Exercise brief: Would you please return every line from the listing that contains the word "andra"?

Task inputs:
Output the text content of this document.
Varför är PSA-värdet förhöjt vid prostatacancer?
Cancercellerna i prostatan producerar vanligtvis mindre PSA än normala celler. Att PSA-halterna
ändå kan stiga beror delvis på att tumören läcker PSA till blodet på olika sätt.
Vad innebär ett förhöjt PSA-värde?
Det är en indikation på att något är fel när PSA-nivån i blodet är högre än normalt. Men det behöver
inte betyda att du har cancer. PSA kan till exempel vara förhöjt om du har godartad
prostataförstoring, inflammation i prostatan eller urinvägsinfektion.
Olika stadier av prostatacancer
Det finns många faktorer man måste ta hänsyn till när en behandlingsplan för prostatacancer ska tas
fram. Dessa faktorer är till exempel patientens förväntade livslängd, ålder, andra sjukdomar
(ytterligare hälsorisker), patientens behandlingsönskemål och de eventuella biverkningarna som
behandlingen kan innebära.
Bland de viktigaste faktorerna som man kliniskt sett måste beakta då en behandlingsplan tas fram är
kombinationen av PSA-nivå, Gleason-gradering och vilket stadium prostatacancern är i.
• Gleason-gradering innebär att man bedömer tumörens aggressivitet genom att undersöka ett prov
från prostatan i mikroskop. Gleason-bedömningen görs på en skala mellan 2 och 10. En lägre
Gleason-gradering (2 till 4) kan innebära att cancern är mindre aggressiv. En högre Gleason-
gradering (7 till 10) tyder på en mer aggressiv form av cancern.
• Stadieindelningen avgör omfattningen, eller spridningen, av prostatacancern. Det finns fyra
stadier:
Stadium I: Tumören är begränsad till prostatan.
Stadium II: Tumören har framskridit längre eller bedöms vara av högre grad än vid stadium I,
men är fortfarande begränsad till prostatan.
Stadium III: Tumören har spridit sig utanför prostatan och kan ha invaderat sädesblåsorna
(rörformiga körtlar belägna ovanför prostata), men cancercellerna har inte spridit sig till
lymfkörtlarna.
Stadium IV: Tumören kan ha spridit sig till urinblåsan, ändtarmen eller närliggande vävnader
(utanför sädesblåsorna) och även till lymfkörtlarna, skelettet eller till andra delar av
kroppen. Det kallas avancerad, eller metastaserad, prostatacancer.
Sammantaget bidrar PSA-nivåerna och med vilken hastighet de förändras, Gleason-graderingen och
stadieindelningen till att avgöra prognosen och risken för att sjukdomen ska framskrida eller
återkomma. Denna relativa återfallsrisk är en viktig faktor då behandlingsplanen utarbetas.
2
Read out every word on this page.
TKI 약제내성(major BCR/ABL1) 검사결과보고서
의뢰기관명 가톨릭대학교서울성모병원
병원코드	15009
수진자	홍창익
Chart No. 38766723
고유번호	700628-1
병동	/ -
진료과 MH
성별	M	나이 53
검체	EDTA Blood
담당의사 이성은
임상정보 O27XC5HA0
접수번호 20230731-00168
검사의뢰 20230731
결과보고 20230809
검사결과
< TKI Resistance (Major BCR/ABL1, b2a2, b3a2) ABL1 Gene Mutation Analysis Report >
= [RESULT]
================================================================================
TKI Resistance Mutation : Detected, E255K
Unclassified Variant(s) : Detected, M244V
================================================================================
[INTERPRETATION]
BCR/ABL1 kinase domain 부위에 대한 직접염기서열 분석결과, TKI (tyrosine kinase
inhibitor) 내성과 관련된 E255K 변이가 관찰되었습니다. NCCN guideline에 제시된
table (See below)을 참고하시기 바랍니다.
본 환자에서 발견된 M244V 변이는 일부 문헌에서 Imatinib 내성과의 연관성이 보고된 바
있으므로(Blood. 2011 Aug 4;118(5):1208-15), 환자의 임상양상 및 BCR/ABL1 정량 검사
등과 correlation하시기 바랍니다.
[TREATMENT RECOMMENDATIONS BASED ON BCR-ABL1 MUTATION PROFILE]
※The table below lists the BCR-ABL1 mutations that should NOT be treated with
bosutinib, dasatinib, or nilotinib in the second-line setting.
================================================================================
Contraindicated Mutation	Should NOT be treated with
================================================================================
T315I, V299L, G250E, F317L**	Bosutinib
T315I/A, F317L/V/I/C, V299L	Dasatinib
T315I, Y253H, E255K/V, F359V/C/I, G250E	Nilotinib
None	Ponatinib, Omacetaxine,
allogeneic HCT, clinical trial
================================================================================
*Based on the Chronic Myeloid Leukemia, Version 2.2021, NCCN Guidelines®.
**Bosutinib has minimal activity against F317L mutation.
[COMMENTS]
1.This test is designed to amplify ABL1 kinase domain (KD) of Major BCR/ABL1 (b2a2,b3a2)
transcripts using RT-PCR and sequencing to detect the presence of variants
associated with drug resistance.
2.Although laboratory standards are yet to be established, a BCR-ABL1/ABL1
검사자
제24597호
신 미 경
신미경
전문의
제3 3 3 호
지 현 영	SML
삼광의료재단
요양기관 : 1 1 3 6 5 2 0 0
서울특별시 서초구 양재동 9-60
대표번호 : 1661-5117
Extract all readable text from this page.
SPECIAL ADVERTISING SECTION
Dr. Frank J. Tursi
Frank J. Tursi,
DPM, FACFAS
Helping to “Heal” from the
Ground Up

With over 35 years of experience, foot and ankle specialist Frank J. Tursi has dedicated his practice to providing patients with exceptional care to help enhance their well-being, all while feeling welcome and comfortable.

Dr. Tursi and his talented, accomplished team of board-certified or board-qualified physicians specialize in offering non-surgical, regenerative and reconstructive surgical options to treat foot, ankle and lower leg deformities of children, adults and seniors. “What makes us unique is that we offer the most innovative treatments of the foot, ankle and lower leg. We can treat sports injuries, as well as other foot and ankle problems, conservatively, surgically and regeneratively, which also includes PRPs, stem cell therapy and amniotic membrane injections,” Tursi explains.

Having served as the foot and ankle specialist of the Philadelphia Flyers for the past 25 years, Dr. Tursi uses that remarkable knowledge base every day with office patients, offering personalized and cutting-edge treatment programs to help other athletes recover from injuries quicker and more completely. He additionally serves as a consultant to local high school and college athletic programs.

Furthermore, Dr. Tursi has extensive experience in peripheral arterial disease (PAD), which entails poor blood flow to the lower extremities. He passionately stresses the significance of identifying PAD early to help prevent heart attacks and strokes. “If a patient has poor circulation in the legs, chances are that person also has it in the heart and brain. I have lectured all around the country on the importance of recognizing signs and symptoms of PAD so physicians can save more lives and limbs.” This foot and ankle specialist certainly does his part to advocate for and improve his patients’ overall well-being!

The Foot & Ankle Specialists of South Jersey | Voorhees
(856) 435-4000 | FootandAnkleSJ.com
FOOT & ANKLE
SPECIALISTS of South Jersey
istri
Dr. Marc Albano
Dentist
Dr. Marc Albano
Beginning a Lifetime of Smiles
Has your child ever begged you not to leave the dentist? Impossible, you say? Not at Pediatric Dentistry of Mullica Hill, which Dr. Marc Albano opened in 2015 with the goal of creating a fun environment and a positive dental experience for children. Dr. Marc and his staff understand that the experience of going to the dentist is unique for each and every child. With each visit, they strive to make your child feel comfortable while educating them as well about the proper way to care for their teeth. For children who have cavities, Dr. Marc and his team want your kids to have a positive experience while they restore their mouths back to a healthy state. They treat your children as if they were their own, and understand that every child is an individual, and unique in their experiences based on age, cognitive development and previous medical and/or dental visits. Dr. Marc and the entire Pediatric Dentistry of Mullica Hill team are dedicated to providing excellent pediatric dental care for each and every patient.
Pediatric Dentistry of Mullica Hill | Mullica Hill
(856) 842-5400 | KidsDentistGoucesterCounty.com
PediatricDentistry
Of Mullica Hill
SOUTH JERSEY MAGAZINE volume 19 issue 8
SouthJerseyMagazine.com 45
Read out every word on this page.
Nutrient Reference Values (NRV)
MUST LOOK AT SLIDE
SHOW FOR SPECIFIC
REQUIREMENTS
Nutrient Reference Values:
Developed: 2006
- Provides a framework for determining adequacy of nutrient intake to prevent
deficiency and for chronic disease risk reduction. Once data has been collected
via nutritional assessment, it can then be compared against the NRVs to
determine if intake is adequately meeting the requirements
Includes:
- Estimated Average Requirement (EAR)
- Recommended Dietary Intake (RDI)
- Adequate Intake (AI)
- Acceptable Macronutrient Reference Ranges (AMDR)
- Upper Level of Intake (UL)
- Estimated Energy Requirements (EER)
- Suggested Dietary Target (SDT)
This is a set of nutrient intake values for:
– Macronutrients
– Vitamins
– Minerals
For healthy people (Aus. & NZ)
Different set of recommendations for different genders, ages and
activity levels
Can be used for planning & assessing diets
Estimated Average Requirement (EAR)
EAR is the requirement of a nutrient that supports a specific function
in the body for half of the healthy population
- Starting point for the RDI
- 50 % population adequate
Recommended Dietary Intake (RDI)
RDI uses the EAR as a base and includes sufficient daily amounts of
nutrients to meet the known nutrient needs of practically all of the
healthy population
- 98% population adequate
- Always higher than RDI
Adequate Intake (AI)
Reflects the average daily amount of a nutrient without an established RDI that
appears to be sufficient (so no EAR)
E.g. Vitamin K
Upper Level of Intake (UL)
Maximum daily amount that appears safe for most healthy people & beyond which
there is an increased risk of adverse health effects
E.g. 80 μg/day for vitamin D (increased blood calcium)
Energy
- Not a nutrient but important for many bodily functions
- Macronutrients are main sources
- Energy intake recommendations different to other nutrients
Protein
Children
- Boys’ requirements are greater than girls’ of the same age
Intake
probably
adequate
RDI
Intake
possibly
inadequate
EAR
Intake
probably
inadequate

Task solution:
fram. Dessa faktorer är till exempel patientens förväntade livslängd, ålder, andra sjukdomar
(utanför sädesblåsorna) och även till lymfkörtlarna, skelettet eller till andra delar av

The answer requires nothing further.